==== Data supplied ====

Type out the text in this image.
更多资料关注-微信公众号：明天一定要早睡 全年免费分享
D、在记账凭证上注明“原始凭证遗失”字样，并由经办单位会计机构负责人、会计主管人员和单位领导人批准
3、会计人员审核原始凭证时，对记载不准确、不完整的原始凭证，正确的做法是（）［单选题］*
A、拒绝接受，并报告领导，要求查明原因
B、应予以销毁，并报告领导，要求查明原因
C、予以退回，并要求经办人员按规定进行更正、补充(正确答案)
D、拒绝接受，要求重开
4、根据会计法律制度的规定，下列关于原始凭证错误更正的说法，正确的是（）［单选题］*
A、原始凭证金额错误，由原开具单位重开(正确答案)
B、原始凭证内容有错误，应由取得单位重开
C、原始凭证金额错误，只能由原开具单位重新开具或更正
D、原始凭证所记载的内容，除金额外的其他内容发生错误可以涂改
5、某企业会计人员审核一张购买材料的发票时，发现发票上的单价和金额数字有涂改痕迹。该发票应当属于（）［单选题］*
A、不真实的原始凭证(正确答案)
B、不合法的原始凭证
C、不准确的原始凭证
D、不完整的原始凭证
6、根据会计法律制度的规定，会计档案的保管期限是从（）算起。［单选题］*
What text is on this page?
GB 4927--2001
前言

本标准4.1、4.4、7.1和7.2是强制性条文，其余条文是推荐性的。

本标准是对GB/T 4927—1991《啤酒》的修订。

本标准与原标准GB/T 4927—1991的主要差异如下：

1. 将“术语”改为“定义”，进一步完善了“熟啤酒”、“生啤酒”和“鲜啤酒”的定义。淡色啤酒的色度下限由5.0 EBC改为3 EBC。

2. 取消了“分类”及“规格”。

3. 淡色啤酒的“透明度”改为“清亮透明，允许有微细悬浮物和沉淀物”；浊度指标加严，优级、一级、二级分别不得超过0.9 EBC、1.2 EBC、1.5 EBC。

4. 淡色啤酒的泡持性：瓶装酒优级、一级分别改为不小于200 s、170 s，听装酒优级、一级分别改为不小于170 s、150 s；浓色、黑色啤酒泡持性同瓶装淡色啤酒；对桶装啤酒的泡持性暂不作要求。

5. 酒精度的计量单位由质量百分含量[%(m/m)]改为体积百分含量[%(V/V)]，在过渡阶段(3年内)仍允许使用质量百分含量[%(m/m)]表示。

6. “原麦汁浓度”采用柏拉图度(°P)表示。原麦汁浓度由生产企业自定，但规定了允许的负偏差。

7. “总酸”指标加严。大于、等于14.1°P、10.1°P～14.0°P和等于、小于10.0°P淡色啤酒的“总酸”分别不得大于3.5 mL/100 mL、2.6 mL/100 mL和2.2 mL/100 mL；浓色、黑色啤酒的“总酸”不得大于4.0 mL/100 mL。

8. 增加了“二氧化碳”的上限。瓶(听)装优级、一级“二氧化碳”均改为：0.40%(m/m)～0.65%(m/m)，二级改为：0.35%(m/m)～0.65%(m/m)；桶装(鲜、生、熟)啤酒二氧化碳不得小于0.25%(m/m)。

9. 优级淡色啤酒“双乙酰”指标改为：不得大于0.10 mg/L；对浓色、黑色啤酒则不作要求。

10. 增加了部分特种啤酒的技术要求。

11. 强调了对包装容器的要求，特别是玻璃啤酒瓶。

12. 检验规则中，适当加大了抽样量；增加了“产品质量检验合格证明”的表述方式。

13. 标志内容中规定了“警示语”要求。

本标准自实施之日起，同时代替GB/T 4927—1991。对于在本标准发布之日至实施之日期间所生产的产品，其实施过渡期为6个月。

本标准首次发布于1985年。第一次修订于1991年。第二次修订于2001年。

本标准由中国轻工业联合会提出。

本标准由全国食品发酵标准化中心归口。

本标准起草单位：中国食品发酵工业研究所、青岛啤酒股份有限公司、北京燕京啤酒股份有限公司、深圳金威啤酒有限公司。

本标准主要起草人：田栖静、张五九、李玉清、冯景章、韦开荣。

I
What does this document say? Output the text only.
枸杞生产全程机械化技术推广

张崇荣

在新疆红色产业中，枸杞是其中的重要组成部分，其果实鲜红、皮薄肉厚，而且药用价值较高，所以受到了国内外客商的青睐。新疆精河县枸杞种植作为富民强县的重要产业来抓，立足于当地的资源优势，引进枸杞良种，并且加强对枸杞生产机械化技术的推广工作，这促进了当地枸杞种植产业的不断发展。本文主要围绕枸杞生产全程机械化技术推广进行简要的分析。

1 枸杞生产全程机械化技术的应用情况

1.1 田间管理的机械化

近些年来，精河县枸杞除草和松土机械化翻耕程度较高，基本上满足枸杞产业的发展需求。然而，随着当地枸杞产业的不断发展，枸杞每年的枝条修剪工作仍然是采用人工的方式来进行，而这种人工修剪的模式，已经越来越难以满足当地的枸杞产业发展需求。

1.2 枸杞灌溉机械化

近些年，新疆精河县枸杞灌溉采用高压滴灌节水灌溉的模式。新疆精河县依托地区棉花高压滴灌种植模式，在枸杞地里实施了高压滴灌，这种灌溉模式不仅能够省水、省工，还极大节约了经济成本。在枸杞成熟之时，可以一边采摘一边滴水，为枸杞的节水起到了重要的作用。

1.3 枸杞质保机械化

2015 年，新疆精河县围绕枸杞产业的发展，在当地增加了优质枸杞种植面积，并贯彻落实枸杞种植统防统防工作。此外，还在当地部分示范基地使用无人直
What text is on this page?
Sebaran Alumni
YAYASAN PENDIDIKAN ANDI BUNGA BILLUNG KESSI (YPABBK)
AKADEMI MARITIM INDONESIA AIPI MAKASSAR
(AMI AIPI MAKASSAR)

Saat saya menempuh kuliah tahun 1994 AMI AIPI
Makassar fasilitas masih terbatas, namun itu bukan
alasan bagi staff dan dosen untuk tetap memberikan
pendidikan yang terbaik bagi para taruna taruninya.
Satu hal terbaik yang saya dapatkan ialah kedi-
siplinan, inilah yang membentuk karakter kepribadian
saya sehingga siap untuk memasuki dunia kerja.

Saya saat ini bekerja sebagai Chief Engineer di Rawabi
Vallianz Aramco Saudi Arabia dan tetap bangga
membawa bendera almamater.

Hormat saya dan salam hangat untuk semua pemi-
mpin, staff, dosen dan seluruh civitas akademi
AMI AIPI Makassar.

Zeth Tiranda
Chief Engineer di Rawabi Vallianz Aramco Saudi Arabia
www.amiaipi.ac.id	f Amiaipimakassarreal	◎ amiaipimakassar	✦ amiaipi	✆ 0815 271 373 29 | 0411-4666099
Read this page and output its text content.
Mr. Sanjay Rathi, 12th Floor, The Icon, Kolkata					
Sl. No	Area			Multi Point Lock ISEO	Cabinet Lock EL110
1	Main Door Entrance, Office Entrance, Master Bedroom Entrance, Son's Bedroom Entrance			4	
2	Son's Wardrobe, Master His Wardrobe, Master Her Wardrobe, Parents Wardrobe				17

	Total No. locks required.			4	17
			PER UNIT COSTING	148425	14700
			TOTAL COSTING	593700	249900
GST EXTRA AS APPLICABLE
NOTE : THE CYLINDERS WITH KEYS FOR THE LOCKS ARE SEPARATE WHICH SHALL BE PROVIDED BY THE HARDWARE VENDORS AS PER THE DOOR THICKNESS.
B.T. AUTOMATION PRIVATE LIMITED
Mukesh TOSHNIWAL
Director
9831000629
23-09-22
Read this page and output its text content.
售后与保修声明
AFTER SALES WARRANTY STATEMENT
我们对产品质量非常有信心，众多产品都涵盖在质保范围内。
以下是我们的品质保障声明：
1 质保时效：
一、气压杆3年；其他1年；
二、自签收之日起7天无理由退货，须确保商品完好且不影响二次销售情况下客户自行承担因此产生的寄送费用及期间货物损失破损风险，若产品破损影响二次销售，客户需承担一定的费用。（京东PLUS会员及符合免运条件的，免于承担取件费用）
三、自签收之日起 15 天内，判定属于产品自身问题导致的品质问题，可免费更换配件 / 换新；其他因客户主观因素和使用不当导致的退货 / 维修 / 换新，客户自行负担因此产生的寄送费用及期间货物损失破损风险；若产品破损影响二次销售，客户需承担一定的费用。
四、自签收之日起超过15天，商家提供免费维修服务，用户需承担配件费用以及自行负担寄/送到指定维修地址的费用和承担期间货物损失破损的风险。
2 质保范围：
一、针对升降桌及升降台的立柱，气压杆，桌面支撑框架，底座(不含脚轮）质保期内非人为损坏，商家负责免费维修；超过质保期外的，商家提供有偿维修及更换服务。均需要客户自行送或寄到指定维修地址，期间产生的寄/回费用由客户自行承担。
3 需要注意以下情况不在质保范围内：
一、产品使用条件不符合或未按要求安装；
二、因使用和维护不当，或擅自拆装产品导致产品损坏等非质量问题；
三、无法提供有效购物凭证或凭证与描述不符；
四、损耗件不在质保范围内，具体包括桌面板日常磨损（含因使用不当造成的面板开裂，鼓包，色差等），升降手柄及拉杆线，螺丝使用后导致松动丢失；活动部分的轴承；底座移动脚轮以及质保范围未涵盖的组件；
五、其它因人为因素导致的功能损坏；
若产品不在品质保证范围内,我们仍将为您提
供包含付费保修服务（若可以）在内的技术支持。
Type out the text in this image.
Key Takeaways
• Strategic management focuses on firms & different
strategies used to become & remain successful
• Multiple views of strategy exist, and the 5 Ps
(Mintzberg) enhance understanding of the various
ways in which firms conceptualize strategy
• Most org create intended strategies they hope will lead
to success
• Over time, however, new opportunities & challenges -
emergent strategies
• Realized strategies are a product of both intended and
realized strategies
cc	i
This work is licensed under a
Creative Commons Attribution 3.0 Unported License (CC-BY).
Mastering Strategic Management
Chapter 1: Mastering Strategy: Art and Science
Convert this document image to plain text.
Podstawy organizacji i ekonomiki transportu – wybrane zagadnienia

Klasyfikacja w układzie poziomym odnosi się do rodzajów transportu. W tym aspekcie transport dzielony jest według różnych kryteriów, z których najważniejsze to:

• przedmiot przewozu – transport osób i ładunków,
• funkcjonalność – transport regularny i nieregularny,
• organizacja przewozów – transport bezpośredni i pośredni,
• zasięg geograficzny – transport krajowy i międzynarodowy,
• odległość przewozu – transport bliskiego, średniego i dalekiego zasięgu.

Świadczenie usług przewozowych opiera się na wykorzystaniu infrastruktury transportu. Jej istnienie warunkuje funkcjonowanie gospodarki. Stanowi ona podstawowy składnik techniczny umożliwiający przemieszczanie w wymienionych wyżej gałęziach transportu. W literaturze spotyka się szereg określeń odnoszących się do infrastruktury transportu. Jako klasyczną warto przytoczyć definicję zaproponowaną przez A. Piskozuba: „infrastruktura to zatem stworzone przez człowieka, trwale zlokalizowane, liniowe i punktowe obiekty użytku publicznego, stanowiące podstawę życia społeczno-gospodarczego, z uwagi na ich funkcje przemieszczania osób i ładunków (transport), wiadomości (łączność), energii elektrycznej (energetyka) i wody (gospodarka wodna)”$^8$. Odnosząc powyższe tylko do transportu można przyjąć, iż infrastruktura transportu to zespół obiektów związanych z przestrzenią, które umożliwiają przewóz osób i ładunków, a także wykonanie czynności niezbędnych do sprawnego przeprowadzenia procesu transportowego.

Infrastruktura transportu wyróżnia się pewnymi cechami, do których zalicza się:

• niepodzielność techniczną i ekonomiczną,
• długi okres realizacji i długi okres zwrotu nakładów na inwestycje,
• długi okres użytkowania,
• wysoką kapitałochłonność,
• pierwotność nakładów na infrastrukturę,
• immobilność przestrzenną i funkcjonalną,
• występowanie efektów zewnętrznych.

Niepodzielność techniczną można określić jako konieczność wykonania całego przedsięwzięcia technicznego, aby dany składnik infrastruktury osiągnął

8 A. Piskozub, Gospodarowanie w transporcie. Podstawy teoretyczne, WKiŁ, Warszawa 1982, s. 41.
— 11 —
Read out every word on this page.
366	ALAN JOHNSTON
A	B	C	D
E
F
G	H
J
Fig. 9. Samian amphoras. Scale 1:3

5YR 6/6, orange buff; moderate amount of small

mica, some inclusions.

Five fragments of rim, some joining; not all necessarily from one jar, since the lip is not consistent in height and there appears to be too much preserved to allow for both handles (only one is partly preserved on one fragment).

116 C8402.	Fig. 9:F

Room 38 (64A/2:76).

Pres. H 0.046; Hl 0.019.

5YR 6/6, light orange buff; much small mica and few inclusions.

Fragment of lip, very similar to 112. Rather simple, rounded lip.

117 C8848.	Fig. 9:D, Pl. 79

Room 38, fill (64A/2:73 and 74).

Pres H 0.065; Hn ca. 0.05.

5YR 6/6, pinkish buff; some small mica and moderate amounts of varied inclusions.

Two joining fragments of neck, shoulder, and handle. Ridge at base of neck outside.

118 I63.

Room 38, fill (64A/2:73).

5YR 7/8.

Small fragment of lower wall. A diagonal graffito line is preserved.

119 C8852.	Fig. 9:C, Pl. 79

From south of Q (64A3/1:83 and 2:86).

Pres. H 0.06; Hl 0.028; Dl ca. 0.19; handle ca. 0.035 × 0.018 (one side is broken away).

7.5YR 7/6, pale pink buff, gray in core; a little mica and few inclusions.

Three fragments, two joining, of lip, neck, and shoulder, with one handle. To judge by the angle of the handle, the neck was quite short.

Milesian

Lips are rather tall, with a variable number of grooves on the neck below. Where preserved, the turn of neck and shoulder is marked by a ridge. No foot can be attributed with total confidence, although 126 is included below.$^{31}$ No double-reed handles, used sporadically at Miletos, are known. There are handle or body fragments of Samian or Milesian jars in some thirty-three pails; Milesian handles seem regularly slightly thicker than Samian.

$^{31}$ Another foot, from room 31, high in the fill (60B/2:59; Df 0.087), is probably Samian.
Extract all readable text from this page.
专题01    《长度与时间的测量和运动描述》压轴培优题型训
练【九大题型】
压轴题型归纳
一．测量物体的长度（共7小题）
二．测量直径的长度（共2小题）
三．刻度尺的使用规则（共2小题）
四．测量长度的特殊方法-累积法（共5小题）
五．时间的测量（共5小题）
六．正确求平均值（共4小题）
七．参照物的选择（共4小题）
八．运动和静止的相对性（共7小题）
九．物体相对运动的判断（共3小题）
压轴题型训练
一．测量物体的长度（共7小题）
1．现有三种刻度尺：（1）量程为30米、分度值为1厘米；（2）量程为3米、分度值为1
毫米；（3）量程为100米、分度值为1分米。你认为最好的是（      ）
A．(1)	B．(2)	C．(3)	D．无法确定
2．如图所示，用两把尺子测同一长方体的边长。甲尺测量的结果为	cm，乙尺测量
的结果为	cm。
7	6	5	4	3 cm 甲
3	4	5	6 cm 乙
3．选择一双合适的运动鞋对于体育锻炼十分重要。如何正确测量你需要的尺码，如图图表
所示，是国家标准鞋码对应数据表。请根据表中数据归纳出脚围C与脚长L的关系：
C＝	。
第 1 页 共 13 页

====

> _To do_: Search the entries for the word "document" and gather every line where it appears.

> _Output_:
What does this document say? Output the text only.
Convert this document image to plain text.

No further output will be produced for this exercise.